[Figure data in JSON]

>>>>

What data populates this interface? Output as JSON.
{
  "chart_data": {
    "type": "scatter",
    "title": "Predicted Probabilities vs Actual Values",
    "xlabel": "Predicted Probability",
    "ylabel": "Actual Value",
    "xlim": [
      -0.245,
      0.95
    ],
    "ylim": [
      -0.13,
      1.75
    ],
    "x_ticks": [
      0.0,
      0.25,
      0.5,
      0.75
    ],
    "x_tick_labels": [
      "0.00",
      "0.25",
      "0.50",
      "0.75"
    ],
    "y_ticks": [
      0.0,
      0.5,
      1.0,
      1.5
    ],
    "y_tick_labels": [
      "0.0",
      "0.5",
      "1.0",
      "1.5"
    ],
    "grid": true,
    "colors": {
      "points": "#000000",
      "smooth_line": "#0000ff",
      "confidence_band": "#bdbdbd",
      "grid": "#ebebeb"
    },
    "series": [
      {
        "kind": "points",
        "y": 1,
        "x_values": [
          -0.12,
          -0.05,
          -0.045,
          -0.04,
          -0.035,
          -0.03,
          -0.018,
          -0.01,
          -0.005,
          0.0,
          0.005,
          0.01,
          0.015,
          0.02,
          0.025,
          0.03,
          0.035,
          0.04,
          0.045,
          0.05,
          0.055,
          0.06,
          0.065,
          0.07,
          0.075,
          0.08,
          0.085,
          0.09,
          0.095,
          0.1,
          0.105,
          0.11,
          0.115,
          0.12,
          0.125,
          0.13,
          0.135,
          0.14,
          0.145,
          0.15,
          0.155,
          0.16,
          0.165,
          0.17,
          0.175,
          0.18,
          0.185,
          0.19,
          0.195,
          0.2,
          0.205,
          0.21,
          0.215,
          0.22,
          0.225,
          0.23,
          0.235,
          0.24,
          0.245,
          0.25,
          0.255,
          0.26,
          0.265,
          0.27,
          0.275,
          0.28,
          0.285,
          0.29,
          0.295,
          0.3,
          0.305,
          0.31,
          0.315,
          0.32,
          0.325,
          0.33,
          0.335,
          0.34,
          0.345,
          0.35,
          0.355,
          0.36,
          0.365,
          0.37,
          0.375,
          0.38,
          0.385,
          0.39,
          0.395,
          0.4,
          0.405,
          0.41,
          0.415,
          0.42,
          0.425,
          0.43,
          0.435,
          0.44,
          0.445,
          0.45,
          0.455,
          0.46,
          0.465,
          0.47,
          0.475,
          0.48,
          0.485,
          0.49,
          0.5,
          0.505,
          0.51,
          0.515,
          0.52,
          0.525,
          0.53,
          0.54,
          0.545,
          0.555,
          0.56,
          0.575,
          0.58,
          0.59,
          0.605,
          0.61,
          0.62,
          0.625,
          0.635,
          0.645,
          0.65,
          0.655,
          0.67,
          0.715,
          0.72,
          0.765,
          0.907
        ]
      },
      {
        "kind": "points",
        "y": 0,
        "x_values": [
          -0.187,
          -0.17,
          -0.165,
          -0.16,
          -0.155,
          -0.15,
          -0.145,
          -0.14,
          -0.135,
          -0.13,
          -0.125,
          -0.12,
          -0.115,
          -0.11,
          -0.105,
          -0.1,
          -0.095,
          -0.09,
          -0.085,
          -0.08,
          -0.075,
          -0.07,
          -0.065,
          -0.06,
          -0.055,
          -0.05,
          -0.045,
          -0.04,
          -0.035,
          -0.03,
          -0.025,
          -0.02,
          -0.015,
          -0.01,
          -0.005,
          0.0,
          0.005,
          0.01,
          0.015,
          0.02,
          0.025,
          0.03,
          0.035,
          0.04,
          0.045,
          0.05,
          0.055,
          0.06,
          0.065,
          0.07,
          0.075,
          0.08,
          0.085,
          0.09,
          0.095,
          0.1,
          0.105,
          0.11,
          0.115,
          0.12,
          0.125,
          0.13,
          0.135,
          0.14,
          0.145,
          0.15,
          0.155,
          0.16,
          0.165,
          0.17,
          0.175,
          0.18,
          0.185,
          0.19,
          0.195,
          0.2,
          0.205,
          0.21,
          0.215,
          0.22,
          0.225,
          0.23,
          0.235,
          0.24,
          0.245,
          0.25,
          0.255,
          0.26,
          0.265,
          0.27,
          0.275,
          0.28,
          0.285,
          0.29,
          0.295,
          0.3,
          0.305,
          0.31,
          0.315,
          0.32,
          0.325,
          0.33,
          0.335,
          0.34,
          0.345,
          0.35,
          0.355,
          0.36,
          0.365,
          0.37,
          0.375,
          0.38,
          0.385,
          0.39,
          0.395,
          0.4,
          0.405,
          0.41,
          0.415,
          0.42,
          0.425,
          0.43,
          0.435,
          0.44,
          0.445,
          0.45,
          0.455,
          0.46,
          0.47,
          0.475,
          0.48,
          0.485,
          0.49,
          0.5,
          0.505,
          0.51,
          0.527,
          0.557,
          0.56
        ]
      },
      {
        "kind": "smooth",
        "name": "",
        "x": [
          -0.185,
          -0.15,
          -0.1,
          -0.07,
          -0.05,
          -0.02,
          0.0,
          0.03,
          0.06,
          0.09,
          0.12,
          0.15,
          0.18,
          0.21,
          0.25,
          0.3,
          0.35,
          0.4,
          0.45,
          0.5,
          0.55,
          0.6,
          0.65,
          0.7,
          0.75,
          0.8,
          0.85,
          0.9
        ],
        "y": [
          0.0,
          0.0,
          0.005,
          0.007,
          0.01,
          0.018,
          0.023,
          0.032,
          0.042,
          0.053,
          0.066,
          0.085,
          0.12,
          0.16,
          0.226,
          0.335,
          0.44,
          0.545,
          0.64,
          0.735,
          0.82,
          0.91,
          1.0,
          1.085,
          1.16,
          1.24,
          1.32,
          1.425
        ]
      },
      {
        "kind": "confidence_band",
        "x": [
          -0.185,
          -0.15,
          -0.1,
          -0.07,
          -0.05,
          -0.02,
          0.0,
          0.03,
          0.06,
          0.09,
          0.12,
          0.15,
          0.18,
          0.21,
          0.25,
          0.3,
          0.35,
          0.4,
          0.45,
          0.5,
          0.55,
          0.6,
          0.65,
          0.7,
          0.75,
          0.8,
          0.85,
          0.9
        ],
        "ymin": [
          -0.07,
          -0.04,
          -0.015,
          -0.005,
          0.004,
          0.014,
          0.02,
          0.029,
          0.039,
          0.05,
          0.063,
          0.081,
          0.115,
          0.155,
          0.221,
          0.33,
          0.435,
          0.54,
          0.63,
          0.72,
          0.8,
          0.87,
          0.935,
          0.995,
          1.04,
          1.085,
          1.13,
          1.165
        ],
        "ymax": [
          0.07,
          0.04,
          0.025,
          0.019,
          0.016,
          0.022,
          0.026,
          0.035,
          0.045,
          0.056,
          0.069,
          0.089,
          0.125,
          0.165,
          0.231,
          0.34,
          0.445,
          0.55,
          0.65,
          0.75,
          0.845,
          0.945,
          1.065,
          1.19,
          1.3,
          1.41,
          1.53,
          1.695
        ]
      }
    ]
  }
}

<<<<

> Problem to solve:
Scan the material and collect every line that contains "Predicted".

> Output for this task:
    "title": "Predicted Probabilities vs Actual Values",
    "xlabel": "Predicted Probability",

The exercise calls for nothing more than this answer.